■ **Task description**: Say how many lines include "marker", with no words around the number.

....................

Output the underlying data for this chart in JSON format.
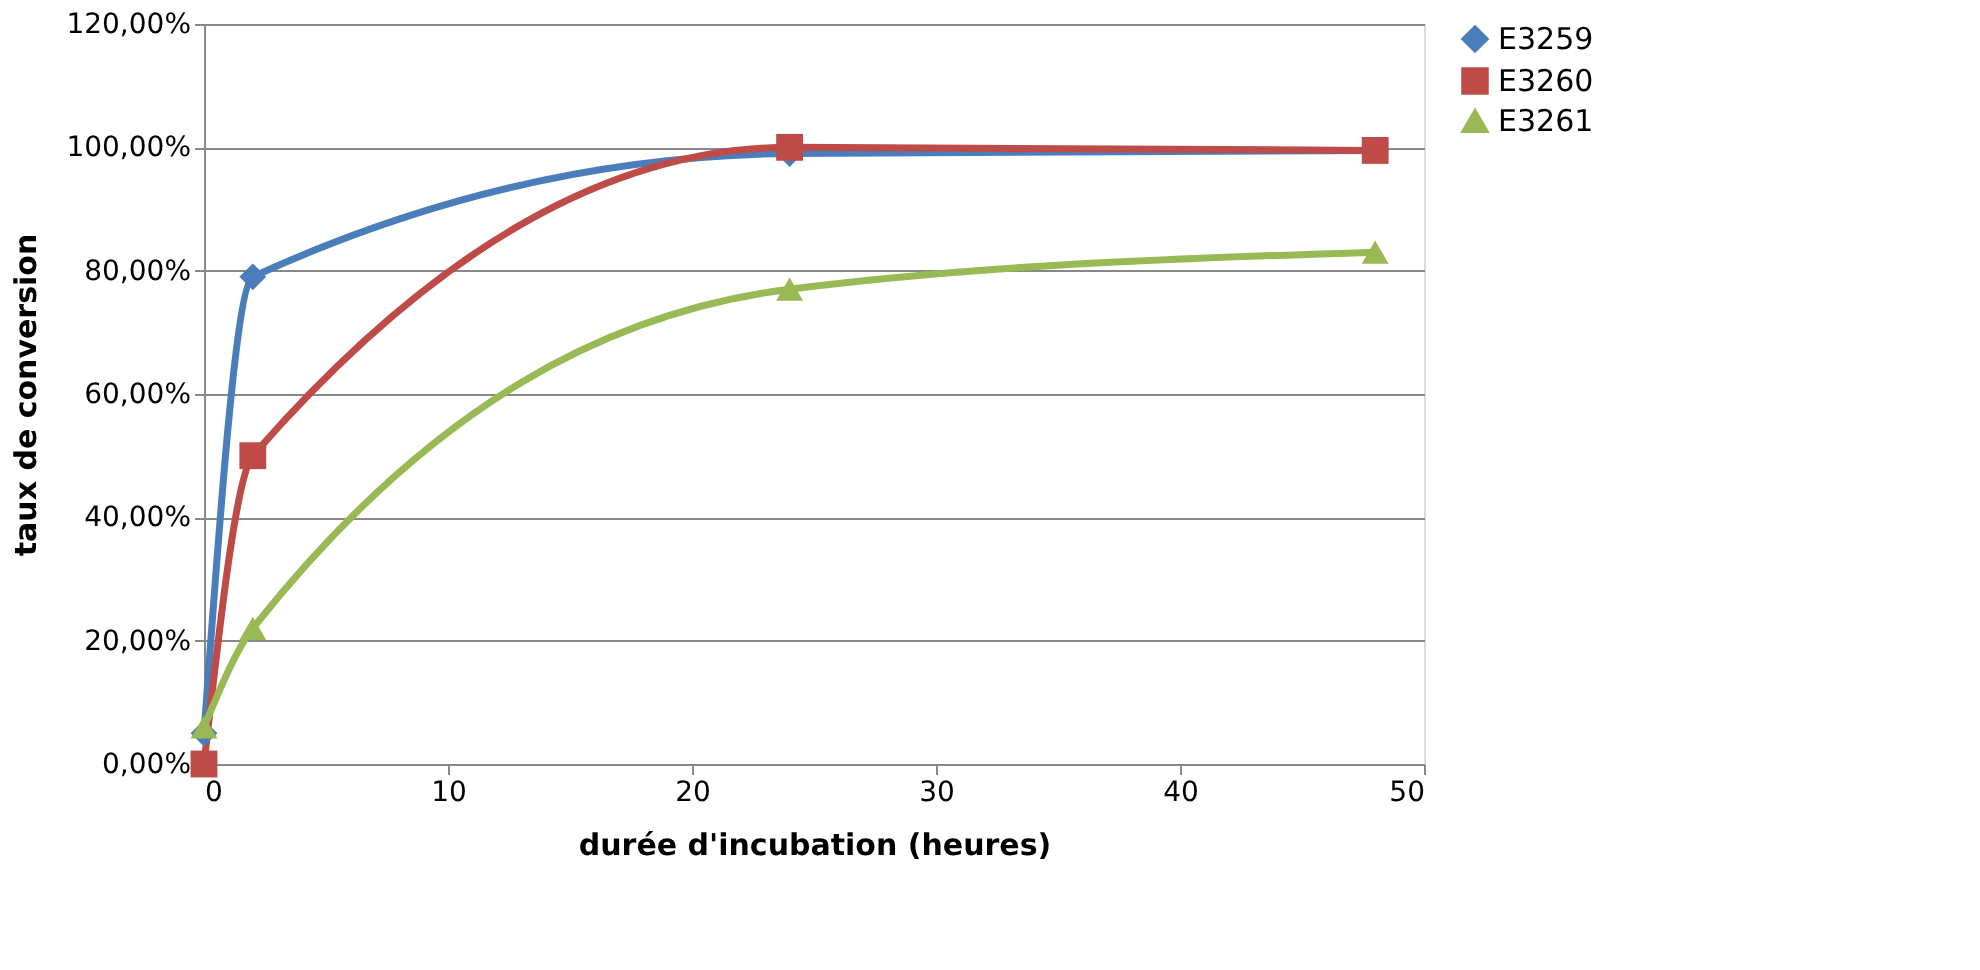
{
  "chart_data": {
    "type": "line",
    "xlabel": "durée d'incubation (heures)",
    "ylabel": "taux de conversion",
    "xlim": [
      0,
      50
    ],
    "xticks": [
      0,
      10,
      20,
      30,
      40,
      50
    ],
    "ylim": [
      0,
      120
    ],
    "yticks": [
      {
        "value": 0,
        "label": "0,00%"
      },
      {
        "value": 20,
        "label": "20,00%"
      },
      {
        "value": 40,
        "label": "40,00%"
      },
      {
        "value": 60,
        "label": "60,00%"
      },
      {
        "value": 80,
        "label": "80,00%"
      },
      {
        "value": 100,
        "label": "100,00%"
      },
      {
        "value": 120,
        "label": "120,00%"
      }
    ],
    "grid": "y",
    "legend": "right",
    "series": [
      {
        "name": "E3259",
        "color": "#4a7ebb",
        "marker": "diamond",
        "x": [
          0,
          2,
          24,
          48
        ],
        "values": [
          5,
          79,
          99,
          99.5
        ]
      },
      {
        "name": "E3260",
        "color": "#be4b48",
        "marker": "square",
        "x": [
          0,
          2,
          24,
          48
        ],
        "values": [
          0,
          50,
          100,
          99.5
        ]
      },
      {
        "name": "E3261",
        "color": "#98b954",
        "marker": "triangle",
        "x": [
          0,
          2,
          24,
          48
        ],
        "values": [
          6,
          22,
          77,
          83
        ]
      }
    ]
  }
}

....................

■ **Answer to this problem**: 3